Requirements. Where a line holds the word "JSON", copy that line.

Supplied records.
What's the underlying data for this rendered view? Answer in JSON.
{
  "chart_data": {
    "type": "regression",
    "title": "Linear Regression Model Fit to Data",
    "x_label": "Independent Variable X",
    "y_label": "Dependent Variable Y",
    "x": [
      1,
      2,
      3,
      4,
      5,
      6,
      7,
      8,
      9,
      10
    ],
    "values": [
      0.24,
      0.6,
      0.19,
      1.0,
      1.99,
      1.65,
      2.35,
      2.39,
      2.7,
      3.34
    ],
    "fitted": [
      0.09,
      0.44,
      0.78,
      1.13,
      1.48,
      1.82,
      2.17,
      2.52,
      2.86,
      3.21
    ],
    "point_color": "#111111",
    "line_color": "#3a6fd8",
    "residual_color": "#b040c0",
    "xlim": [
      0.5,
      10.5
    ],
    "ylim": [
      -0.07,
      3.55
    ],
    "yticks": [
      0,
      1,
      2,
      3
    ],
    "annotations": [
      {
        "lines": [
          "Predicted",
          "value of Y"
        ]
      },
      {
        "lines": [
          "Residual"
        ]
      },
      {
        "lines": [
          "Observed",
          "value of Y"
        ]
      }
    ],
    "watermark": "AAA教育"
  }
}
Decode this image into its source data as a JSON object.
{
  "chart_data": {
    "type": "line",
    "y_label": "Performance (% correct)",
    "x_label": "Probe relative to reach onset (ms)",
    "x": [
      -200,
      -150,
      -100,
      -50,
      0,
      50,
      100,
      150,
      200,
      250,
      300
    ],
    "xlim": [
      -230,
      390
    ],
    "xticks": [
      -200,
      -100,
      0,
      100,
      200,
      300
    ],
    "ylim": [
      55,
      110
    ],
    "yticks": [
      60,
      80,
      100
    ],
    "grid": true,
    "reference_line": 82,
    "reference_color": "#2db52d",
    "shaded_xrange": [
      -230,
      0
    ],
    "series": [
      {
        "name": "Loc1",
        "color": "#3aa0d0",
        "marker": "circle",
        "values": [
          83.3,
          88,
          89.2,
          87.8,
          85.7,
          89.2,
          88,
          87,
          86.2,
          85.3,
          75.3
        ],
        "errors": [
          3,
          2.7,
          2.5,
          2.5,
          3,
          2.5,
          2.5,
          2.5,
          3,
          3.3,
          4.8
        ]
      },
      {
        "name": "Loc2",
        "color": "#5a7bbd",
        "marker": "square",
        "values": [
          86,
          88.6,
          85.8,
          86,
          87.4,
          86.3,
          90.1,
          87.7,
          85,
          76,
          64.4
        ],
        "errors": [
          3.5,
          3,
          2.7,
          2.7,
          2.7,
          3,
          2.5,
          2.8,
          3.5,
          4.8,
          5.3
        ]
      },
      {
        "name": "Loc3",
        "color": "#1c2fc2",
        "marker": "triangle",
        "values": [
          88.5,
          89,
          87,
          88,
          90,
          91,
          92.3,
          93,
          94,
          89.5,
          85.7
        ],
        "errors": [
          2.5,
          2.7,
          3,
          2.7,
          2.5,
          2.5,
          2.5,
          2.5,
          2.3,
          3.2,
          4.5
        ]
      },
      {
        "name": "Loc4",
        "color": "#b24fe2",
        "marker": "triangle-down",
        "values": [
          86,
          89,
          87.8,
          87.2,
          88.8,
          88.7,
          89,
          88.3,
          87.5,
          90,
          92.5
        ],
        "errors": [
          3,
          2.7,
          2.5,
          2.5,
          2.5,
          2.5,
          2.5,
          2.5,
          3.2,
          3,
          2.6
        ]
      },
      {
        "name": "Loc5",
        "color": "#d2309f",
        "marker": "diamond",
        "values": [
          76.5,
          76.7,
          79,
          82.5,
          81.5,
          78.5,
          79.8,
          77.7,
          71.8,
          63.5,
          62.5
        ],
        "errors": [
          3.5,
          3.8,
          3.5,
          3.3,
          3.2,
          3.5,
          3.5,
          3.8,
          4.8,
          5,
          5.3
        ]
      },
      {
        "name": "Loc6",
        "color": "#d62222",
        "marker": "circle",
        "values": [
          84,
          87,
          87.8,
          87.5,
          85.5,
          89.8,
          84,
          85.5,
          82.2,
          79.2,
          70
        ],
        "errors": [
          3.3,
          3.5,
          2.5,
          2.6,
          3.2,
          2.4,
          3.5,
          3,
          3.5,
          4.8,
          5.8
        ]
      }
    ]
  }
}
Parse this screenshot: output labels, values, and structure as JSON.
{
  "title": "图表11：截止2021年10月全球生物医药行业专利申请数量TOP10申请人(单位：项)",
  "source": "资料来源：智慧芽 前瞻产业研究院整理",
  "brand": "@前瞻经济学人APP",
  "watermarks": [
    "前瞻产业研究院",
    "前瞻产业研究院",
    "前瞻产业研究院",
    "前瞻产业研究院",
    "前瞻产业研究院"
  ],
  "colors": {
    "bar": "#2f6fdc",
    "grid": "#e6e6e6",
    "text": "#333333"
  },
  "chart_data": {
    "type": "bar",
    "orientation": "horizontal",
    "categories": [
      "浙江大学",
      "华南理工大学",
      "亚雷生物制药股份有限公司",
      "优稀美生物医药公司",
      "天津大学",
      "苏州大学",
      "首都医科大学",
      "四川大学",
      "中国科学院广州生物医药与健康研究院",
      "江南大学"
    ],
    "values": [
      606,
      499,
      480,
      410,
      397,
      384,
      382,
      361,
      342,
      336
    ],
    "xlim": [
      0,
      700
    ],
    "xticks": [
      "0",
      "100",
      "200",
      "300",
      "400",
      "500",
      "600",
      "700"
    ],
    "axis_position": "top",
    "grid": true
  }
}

Solution to this exercise.
What's the underlying data for this rendered view? Answer in JSON.
Decode this image into its source data as a JSON object.
Parse this screenshot: output labels, values, and structure as JSON.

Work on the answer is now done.